> [WORK TO DO] Gather every line of the entries that includes the word "JSON".

================================

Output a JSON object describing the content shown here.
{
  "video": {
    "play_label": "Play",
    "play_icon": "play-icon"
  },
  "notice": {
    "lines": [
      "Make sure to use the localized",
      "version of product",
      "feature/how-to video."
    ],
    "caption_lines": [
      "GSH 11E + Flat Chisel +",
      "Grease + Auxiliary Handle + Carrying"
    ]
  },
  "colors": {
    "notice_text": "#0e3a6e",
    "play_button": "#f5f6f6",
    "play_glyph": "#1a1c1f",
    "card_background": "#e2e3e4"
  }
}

================================

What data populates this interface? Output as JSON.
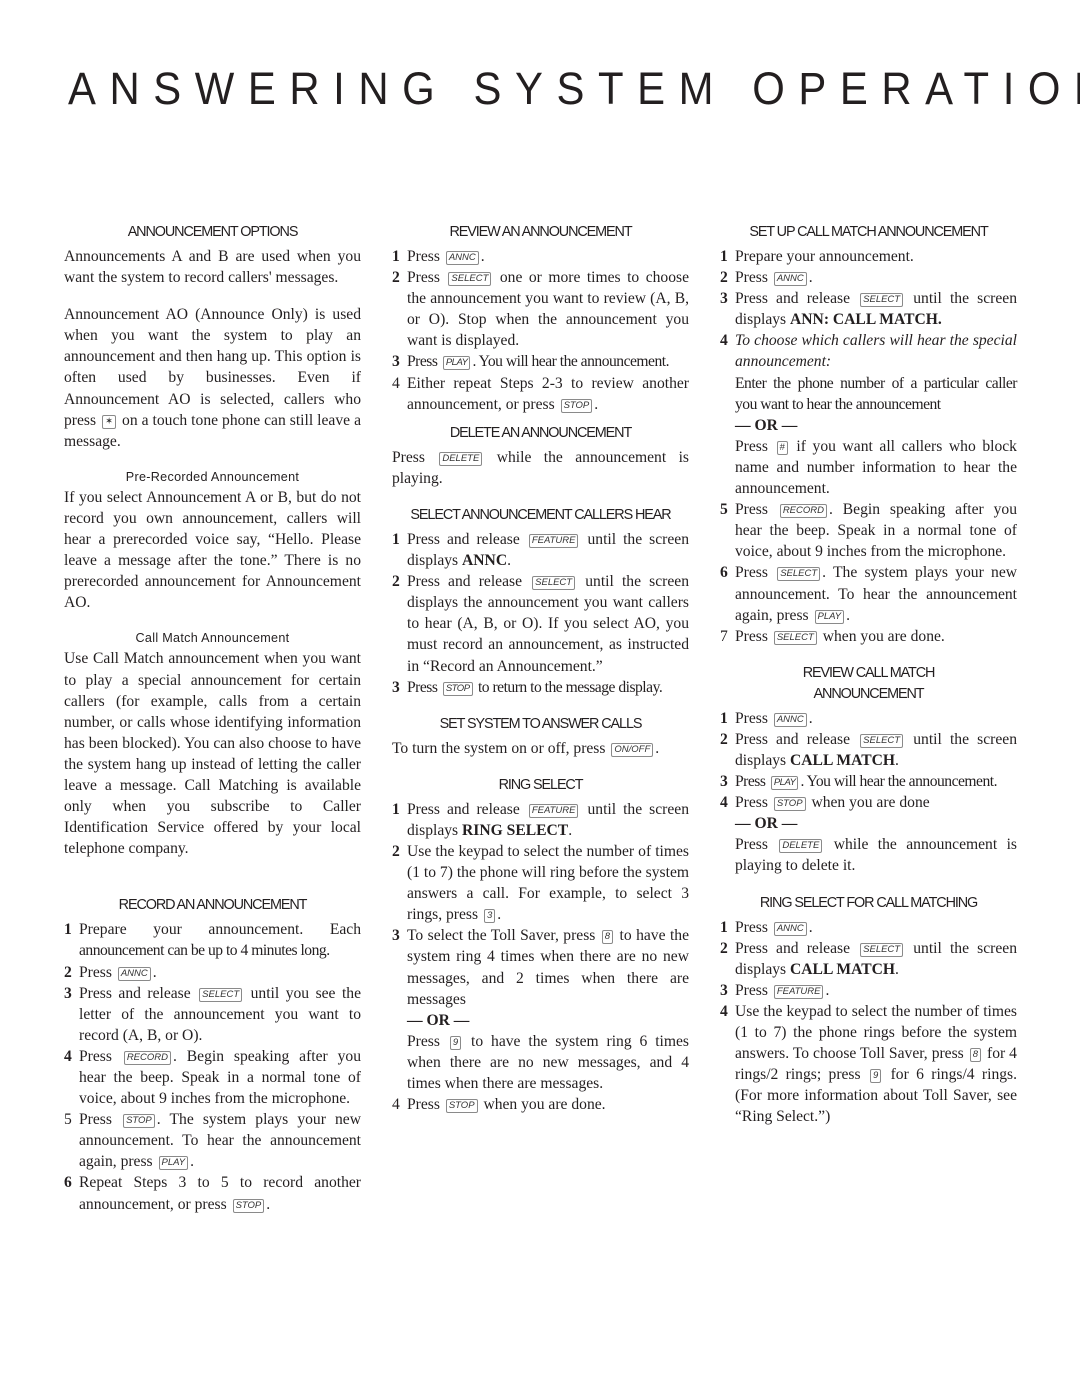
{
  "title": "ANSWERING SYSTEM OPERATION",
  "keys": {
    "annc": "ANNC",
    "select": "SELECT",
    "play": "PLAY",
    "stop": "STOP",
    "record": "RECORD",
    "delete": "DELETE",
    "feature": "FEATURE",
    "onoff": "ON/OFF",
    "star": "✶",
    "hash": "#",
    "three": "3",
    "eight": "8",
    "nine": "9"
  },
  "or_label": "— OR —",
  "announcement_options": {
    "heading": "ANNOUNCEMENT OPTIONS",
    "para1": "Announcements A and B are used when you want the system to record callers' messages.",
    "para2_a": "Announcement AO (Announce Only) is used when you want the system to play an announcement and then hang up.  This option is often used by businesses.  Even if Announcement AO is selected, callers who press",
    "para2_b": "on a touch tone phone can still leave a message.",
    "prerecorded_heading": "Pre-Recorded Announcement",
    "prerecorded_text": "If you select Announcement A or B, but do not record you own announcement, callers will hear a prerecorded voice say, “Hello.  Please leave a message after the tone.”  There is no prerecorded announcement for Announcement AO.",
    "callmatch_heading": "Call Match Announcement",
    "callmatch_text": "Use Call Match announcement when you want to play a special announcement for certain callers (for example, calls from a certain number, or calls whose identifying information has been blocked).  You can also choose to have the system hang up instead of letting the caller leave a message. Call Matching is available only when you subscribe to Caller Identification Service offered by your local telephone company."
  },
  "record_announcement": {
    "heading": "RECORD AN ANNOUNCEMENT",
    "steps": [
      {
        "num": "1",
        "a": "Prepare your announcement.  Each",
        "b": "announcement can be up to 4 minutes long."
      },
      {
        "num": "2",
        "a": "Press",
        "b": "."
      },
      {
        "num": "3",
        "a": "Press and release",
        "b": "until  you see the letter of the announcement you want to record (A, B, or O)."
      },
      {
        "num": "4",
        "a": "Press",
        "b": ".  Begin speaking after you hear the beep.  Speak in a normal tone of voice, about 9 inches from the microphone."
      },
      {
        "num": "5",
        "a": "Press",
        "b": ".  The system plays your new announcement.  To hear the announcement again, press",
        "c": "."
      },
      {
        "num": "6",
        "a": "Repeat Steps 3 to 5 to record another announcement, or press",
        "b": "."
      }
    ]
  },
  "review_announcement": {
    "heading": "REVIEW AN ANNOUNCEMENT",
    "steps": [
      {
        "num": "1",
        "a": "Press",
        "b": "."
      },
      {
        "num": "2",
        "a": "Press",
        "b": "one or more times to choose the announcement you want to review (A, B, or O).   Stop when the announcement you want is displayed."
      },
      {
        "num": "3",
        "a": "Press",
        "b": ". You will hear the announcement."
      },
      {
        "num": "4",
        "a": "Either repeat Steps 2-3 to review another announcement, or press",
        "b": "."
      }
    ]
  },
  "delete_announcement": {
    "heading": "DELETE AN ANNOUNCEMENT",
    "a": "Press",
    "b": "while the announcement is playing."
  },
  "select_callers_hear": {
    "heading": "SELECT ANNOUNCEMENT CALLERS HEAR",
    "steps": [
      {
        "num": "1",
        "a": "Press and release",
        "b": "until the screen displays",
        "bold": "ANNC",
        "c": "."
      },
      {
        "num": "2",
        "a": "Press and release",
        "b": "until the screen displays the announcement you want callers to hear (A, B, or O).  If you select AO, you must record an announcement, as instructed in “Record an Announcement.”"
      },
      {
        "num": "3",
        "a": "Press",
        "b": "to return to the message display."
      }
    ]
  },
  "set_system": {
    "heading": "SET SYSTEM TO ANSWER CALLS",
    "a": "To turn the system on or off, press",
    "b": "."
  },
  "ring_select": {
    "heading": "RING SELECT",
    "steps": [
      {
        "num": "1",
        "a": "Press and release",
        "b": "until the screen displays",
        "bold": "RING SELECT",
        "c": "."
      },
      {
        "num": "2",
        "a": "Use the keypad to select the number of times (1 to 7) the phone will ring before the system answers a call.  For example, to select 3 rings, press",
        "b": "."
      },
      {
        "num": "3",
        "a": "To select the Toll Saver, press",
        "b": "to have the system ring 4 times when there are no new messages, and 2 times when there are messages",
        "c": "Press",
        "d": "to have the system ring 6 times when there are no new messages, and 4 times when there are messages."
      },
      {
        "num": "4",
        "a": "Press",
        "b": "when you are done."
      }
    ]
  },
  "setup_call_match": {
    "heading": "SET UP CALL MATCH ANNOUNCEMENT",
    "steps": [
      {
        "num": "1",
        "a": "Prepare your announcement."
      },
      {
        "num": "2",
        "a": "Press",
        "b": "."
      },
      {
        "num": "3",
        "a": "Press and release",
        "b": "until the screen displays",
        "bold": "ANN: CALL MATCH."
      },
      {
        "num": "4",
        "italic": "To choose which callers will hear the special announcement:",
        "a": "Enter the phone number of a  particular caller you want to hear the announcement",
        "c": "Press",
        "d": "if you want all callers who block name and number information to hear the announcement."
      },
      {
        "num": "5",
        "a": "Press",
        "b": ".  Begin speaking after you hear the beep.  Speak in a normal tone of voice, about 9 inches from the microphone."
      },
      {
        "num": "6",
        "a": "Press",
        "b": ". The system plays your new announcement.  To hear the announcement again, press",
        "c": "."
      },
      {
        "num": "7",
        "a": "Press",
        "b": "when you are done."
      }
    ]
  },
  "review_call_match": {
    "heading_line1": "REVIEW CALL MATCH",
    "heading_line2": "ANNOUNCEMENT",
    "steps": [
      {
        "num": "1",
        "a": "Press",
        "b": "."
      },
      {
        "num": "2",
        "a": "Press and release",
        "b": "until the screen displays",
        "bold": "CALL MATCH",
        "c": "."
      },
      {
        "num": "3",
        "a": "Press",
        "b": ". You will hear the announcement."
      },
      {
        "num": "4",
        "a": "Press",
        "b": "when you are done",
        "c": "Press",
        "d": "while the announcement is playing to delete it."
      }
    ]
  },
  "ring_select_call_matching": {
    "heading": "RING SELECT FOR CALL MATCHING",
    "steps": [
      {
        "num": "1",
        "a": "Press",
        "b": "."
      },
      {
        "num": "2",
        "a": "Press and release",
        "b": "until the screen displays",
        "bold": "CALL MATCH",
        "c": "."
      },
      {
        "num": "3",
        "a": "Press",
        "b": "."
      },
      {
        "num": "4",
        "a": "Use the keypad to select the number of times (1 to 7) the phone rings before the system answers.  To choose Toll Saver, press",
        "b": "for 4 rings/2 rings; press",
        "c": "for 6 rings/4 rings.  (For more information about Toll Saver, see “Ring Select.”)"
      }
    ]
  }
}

================================

> [THE COMPLETED TASK]
Output a JSON object describing the content shown here.
What data populates this interface? Output as JSON.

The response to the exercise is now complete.